> [Your goal]: Repeat the records in full and exactly, omitting pictures.

> [Record excerpts]:
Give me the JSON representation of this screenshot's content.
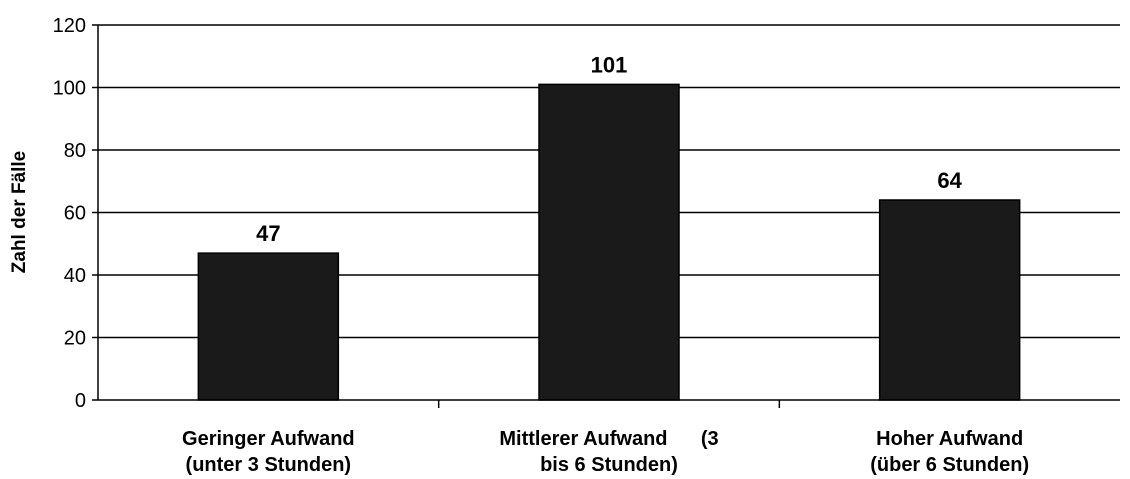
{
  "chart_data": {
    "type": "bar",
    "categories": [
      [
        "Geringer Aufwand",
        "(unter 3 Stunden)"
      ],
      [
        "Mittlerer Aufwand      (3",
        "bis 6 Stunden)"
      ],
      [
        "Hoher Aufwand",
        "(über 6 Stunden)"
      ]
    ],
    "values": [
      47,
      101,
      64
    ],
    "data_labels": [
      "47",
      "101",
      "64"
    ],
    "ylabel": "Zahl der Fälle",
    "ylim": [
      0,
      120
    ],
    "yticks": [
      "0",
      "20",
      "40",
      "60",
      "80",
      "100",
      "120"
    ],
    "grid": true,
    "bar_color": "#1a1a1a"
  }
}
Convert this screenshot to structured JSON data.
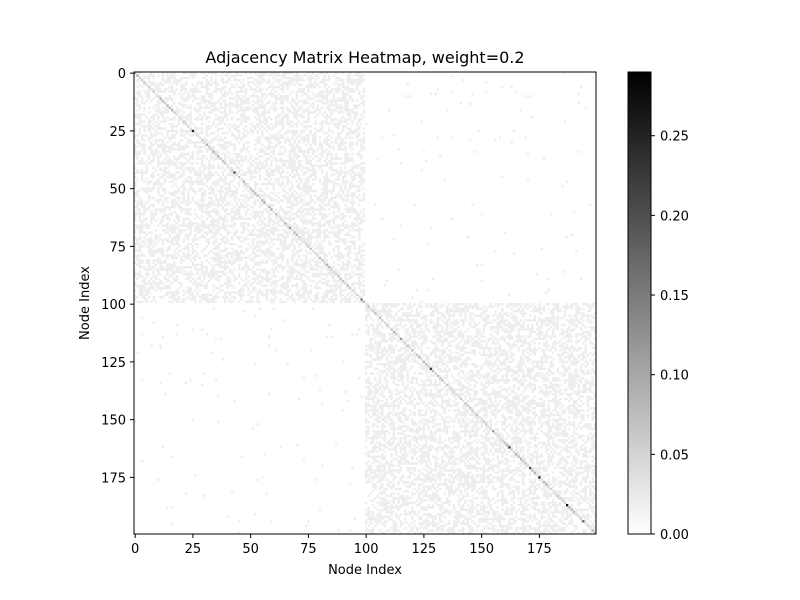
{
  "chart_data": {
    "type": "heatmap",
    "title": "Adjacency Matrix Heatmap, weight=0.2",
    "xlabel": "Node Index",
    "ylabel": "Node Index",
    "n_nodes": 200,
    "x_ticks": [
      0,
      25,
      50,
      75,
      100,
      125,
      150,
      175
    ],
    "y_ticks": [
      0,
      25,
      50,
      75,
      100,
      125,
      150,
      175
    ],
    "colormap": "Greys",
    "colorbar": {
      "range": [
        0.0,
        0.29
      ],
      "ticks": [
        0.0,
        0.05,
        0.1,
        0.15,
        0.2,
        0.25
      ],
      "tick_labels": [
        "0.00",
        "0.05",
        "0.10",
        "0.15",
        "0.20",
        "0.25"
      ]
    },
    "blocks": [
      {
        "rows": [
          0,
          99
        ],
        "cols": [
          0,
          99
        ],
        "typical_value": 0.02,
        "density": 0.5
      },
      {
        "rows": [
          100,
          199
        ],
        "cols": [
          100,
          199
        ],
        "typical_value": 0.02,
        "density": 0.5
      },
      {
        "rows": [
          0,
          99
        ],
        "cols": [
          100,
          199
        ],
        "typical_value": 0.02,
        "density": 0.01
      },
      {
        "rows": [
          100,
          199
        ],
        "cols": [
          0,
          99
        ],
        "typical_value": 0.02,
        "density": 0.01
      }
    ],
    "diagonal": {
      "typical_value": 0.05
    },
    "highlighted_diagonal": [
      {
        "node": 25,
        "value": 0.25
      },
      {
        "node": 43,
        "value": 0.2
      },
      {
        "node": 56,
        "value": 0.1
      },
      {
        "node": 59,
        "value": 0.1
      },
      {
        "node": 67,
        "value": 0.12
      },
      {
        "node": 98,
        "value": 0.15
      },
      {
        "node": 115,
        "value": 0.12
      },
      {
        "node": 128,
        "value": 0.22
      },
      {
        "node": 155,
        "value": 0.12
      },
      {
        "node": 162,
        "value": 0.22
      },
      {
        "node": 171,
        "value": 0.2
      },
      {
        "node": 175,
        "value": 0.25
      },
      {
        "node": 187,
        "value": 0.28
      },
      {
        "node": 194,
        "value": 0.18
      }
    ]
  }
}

> [Exercise response]:
Give me the JSON representation of this screenshot's content.
{
  "chart_data": {
    "type": "bar",
    "categories": [
      [
        "Geringer Aufwand",
        "(unter 3 Stunden)"
      ],
      [
        "Mittlerer Aufwand      (3",
        "bis 6 Stunden)"
      ],
      [
        "Hoher Aufwand",
        "(über 6 Stunden)"
      ]
    ],
    "values": [
      47,
      101,
      64
    ],
    "data_labels": [
      "47",
      "101",
      "64"
    ],
    "ylabel": "Zahl der Fälle",
    "ylim": [
      0,
      120
    ],
    "yticks": [
      "0",
      "20",
      "40",
      "60",
      "80",
      "100",
      "120"
    ],
    "grid": true,
    "bar_color": "#1a1a1a"
  }
}
Convert this screenshot to structured JSON data.
{
  "chart_data": {
    "type": "heatmap",
    "title": "Adjacency Matrix Heatmap, weight=0.2",
    "xlabel": "Node Index",
    "ylabel": "Node Index",
    "n_nodes": 200,
    "x_ticks": [
      0,
      25,
      50,
      75,
      100,
      125,
      150,
      175
    ],
    "y_ticks": [
      0,
      25,
      50,
      75,
      100,
      125,
      150,
      175
    ],
    "colormap": "Greys",
    "colorbar": {
      "range": [
        0.0,
        0.29
      ],
      "ticks": [
        0.0,
        0.05,
        0.1,
        0.15,
        0.2,
        0.25
      ],
      "tick_labels": [
        "0.00",
        "0.05",
        "0.10",
        "0.15",
        "0.20",
        "0.25"
      ]
    },
    "blocks": [
      {
        "rows": [
          0,
          99
        ],
        "cols": [
          0,
          99
        ],
        "typical_value": 0.02,
        "density": 0.5
      },
      {
        "rows": [
          100,
          199
        ],
        "cols": [
          100,
          199
        ],
        "typical_value": 0.02,
        "density": 0.5
      },
      {
        "rows": [
          0,
          99
        ],
        "cols": [
          100,
          199
        ],
        "typical_value": 0.02,
        "density": 0.01
      },
      {
        "rows": [
          100,
          199
        ],
        "cols": [
          0,
          99
        ],
        "typical_value": 0.02,
        "density": 0.01
      }
    ],
    "diagonal": {
      "typical_value": 0.05
    },
    "highlighted_diagonal": [
      {
        "node": 25,
        "value": 0.25
      },
      {
        "node": 43,
        "value": 0.2
      },
      {
        "node": 56,
        "value": 0.1
      },
      {
        "node": 59,
        "value": 0.1
      },
      {
        "node": 67,
        "value": 0.12
      },
      {
        "node": 98,
        "value": 0.15
      },
      {
        "node": 115,
        "value": 0.12
      },
      {
        "node": 128,
        "value": 0.22
      },
      {
        "node": 155,
        "value": 0.12
      },
      {
        "node": 162,
        "value": 0.22
      },
      {
        "node": 171,
        "value": 0.2
      },
      {
        "node": 175,
        "value": 0.25
      },
      {
        "node": 187,
        "value": 0.28
      },
      {
        "node": 194,
        "value": 0.18
      }
    ]
  }
}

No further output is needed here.